--- start Given entries ---
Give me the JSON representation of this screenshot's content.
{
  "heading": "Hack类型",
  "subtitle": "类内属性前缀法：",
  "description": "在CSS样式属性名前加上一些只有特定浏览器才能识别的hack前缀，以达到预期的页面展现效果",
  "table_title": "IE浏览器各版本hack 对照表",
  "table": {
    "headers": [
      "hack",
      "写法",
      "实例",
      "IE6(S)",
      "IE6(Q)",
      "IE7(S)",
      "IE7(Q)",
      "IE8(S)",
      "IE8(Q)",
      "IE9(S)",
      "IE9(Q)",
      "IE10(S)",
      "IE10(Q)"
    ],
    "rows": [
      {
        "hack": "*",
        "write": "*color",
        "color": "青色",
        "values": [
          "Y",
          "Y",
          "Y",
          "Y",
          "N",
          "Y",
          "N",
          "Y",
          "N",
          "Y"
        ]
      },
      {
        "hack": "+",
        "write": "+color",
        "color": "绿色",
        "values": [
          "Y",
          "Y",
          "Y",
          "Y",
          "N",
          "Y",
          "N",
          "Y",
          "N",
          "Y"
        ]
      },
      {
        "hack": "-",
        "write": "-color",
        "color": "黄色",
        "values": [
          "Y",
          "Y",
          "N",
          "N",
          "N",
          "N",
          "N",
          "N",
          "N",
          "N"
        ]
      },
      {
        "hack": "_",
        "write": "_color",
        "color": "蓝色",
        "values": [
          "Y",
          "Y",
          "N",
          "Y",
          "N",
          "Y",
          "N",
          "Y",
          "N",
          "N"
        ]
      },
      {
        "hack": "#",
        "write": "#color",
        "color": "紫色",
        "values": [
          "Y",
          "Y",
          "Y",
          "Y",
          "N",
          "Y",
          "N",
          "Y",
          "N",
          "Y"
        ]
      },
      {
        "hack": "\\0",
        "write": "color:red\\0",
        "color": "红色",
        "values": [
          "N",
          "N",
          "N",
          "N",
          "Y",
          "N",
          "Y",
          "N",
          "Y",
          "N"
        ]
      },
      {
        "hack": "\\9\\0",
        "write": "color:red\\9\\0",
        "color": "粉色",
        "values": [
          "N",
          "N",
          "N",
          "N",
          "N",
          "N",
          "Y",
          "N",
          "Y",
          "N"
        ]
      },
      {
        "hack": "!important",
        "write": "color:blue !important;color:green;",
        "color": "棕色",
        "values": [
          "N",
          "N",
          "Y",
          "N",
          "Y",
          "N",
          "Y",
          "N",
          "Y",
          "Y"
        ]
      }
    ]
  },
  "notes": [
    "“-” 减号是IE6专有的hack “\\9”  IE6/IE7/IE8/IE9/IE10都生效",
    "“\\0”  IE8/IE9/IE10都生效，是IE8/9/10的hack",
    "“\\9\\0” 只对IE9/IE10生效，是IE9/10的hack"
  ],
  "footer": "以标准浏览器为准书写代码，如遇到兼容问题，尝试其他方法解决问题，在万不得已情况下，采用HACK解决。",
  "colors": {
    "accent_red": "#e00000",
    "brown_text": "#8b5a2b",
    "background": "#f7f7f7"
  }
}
--- end Given entries ---
### Goal of the exercise
Set down all of the records shown above once more, exactly.

### The result
Give me the JSON representation of this screenshot's content.
{
  "heading": "Hack类型",
  "subtitle": "类内属性前缀法：",
  "description": "在CSS样式属性名前加上一些只有特定浏览器才能识别的hack前缀，以达到预期的页面展现效果",
  "table_title": "IE浏览器各版本hack 对照表",
  "table": {
    "headers": [
      "hack",
      "写法",
      "实例",
      "IE6(S)",
      "IE6(Q)",
      "IE7(S)",
      "IE7(Q)",
      "IE8(S)",
      "IE8(Q)",
      "IE9(S)",
      "IE9(Q)",
      "IE10(S)",
      "IE10(Q)"
    ],
    "rows": [
      {
        "hack": "*",
        "write": "*color",
        "color": "青色",
        "values": [
          "Y",
          "Y",
          "Y",
          "Y",
          "N",
          "Y",
          "N",
          "Y",
          "N",
          "Y"
        ]
      },
      {
        "hack": "+",
        "write": "+color",
        "color": "绿色",
        "values": [
          "Y",
          "Y",
          "Y",
          "Y",
          "N",
          "Y",
          "N",
          "Y",
          "N",
          "Y"
        ]
      },
      {
        "hack": "-",
        "write": "-color",
        "color": "黄色",
        "values": [
          "Y",
          "Y",
          "N",
          "N",
          "N",
          "N",
          "N",
          "N",
          "N",
          "N"
        ]
      },
      {
        "hack": "_",
        "write": "_color",
        "color": "蓝色",
        "values": [
          "Y",
          "Y",
          "N",
          "Y",
          "N",
          "Y",
          "N",
          "Y",
          "N",
          "N"
        ]
      },
      {
        "hack": "#",
        "write": "#color",
        "color": "紫色",
        "values": [
          "Y",
          "Y",
          "Y",
          "Y",
          "N",
          "Y",
          "N",
          "Y",
          "N",
          "Y"
        ]
      },
      {
        "hack": "\\0",
        "write": "color:red\\0",
        "color": "红色",
        "values": [
          "N",
          "N",
          "N",
          "N",
          "Y",
          "N",
          "Y",
          "N",
          "Y",
          "N"
        ]
      },
      {
        "hack": "\\9\\0",
        "write": "color:red\\9\\0",
        "color": "粉色",
        "values": [
          "N",
          "N",
          "N",
          "N",
          "N",
          "N",
          "Y",
          "N",
          "Y",
          "N"
        ]
      },
      {
        "hack": "!important",
        "write": "color:blue !important;color:green;",
        "color": "棕色",
        "values": [
          "N",
          "N",
          "Y",
          "N",
          "Y",
          "N",
          "Y",
          "N",
          "Y",
          "Y"
        ]
      }
    ]
  },
  "notes": [
    "“-” 减号是IE6专有的hack “\\9”  IE6/IE7/IE8/IE9/IE10都生效",
    "“\\0”  IE8/IE9/IE10都生效，是IE8/9/10的hack",
    "“\\9\\0” 只对IE9/IE10生效，是IE9/10的hack"
  ],
  "footer": "以标准浏览器为准书写代码，如遇到兼容问题，尝试其他方法解决问题，在万不得已情况下，采用HACK解决。",
  "colors": {
    "accent_red": "#e00000",
    "brown_text": "#8b5a2b",
    "background": "#f7f7f7"
  }
}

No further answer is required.